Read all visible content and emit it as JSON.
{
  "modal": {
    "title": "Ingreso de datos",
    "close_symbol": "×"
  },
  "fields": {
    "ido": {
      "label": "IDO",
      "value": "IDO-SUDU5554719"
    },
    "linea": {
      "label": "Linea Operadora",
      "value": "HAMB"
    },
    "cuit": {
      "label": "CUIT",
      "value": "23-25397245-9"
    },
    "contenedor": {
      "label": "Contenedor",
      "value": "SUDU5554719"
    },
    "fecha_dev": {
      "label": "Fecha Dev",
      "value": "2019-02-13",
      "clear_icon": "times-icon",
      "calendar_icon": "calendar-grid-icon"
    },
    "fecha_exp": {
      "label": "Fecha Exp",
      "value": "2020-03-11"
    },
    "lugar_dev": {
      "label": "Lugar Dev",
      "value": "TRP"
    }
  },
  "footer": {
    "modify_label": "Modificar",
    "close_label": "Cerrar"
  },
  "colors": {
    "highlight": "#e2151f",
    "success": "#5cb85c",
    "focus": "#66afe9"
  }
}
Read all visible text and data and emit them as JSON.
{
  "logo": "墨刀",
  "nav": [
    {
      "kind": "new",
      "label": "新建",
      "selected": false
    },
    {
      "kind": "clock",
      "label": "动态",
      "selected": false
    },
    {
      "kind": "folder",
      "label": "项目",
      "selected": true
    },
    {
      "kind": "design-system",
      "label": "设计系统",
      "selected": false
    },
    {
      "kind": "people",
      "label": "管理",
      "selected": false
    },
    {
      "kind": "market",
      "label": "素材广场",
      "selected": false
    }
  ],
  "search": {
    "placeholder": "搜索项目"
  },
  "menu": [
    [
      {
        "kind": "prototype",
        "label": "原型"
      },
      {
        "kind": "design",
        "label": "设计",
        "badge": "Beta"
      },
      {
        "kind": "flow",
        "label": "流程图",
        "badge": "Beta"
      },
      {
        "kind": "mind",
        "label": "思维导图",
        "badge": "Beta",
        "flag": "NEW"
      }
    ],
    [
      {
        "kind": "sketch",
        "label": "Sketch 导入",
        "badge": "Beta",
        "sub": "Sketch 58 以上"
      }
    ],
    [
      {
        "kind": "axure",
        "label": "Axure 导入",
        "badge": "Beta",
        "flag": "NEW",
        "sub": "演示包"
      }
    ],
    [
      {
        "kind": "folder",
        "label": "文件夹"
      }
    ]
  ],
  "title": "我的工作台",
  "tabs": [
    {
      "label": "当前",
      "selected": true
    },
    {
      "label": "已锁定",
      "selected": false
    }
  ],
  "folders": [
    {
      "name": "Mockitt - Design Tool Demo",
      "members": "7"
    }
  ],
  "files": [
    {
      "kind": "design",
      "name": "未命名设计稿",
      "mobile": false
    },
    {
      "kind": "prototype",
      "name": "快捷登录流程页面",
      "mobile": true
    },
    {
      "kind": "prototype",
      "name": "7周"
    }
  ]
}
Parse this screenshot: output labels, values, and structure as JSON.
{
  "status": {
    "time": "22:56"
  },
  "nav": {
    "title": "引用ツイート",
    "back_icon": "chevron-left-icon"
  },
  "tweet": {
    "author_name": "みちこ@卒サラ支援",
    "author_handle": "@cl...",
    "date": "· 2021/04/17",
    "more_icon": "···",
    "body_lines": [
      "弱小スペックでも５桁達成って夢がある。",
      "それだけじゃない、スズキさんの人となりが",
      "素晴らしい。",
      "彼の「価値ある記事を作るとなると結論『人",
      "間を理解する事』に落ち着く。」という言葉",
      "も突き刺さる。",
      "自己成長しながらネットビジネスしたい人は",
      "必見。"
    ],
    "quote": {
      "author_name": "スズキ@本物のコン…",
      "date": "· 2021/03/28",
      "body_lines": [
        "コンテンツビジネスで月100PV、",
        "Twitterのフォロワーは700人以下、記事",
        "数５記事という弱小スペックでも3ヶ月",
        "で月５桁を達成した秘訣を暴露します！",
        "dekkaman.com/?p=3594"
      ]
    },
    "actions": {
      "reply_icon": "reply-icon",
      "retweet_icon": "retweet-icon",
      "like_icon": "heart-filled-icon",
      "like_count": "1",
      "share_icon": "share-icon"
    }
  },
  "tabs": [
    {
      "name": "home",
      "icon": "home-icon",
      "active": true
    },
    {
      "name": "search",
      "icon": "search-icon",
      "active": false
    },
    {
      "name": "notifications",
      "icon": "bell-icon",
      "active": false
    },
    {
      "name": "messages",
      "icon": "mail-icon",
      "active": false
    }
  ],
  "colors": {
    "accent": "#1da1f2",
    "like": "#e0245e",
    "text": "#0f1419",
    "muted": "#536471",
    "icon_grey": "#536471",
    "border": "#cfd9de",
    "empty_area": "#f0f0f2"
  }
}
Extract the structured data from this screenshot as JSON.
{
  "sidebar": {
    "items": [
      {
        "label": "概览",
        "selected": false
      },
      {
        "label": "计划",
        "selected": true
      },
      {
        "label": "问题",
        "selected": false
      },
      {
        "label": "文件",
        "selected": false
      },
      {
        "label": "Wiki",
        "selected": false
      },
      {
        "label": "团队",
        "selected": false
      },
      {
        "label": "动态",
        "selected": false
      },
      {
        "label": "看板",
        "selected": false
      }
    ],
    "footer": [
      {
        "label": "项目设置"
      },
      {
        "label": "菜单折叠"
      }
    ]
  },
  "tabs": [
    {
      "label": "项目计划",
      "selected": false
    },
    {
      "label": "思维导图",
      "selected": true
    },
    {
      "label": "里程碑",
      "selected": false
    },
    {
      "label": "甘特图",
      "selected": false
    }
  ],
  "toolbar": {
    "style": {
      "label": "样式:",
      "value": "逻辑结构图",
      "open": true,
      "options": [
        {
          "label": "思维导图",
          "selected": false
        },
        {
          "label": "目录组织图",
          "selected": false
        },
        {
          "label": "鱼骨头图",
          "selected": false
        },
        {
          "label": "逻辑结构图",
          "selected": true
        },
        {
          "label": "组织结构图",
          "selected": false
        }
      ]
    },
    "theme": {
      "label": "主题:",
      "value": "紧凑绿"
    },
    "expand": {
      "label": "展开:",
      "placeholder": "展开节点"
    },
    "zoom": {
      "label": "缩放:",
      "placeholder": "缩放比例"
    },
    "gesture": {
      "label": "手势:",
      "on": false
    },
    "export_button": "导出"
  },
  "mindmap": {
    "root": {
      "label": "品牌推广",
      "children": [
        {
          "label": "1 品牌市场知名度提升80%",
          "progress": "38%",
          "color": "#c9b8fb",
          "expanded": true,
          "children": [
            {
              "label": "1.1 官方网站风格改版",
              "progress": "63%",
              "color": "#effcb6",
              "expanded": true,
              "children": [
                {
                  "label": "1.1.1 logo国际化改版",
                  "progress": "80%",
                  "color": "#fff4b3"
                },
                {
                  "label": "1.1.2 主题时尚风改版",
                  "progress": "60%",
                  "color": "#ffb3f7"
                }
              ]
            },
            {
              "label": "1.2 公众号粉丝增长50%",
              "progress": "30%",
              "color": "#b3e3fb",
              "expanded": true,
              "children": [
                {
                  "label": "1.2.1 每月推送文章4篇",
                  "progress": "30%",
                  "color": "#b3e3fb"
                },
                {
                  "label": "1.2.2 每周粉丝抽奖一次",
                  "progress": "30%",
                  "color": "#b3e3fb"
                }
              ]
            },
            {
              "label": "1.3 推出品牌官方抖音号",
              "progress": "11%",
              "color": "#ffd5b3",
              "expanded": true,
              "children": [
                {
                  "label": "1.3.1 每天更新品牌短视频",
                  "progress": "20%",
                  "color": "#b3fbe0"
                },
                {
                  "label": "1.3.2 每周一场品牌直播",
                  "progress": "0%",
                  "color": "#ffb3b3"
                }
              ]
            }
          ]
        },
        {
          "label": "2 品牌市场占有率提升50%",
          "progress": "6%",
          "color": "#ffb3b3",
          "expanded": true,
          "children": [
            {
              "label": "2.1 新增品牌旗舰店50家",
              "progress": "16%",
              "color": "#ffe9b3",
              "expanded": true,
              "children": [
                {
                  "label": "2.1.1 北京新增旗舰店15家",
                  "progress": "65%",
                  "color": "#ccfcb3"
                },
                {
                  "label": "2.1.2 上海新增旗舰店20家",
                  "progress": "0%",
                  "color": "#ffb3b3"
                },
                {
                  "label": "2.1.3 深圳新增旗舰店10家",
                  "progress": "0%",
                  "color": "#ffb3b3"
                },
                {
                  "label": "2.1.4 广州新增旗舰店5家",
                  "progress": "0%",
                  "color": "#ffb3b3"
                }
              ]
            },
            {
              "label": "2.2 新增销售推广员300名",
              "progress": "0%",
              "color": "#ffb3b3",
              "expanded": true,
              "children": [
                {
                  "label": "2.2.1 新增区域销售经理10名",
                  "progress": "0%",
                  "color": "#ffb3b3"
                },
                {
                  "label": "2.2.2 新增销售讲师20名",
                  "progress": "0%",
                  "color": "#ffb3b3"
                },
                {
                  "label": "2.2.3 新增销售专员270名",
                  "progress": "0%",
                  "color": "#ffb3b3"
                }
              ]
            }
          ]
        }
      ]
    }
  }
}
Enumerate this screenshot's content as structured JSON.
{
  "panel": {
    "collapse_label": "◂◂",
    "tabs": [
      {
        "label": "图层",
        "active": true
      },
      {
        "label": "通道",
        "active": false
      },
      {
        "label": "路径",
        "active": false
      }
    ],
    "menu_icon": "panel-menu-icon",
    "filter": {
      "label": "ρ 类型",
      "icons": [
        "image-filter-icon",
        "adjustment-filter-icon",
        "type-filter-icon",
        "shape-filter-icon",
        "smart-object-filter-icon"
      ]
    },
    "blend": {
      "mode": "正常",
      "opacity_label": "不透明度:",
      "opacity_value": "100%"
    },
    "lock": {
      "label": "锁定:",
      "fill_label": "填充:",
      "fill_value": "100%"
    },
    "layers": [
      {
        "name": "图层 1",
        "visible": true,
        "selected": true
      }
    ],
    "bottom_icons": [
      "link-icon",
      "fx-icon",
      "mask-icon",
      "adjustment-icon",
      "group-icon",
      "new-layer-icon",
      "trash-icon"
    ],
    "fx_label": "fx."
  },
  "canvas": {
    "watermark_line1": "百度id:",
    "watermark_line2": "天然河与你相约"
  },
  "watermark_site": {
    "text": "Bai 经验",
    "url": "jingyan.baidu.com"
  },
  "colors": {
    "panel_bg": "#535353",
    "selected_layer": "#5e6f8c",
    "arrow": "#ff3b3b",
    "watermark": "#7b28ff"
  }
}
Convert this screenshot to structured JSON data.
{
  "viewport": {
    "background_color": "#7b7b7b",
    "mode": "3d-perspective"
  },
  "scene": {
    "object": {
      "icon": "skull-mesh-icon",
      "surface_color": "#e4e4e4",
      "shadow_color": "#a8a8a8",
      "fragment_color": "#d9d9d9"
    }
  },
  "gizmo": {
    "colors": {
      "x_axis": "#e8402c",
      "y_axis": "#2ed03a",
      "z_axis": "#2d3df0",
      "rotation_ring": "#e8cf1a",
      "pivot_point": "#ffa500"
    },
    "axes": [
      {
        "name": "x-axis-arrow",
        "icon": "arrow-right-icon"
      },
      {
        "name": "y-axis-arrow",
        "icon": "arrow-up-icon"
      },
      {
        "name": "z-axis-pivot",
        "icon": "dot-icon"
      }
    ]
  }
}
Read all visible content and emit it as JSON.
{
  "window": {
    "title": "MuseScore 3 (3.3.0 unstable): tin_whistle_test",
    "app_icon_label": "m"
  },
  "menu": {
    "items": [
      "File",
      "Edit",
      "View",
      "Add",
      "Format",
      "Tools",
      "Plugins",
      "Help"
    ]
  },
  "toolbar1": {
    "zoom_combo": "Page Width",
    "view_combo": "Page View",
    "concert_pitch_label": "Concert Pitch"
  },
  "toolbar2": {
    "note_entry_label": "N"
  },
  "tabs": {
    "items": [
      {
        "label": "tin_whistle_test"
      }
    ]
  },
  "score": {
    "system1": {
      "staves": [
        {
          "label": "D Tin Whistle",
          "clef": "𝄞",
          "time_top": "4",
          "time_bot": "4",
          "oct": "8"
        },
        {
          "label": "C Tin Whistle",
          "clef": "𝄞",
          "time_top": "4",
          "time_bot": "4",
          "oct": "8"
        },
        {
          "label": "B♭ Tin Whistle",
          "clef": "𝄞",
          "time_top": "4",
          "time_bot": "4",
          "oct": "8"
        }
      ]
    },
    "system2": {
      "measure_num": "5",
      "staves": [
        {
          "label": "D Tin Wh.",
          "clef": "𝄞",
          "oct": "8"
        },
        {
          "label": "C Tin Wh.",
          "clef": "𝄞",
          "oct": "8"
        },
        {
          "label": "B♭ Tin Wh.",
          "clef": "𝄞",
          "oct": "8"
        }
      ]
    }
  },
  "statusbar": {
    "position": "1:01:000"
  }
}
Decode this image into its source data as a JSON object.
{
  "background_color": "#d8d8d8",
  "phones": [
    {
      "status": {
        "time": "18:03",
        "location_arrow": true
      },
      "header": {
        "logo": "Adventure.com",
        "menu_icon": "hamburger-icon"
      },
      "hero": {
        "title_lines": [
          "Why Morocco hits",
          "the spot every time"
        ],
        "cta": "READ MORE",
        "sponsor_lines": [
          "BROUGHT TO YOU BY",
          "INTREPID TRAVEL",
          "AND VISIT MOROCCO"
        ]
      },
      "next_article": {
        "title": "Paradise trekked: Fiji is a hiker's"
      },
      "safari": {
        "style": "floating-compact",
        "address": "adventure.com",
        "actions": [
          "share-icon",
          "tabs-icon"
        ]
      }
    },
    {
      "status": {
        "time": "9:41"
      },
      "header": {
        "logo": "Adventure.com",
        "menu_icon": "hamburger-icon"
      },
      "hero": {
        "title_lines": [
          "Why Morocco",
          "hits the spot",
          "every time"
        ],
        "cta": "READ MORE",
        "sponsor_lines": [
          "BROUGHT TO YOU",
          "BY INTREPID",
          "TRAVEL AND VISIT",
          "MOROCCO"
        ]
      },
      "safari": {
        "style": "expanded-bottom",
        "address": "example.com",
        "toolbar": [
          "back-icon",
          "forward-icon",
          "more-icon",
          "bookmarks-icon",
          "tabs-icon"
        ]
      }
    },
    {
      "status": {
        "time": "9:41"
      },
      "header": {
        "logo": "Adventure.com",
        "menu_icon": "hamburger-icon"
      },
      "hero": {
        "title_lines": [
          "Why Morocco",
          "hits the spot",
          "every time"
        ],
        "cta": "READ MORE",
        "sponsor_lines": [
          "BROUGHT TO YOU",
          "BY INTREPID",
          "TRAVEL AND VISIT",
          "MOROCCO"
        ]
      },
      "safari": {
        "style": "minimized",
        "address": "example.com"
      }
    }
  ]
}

==========

- TASK PROMPT
Write the number of lines containing the word "placeholder" and nothing besides it.

- WRITTEN RESPONSE
3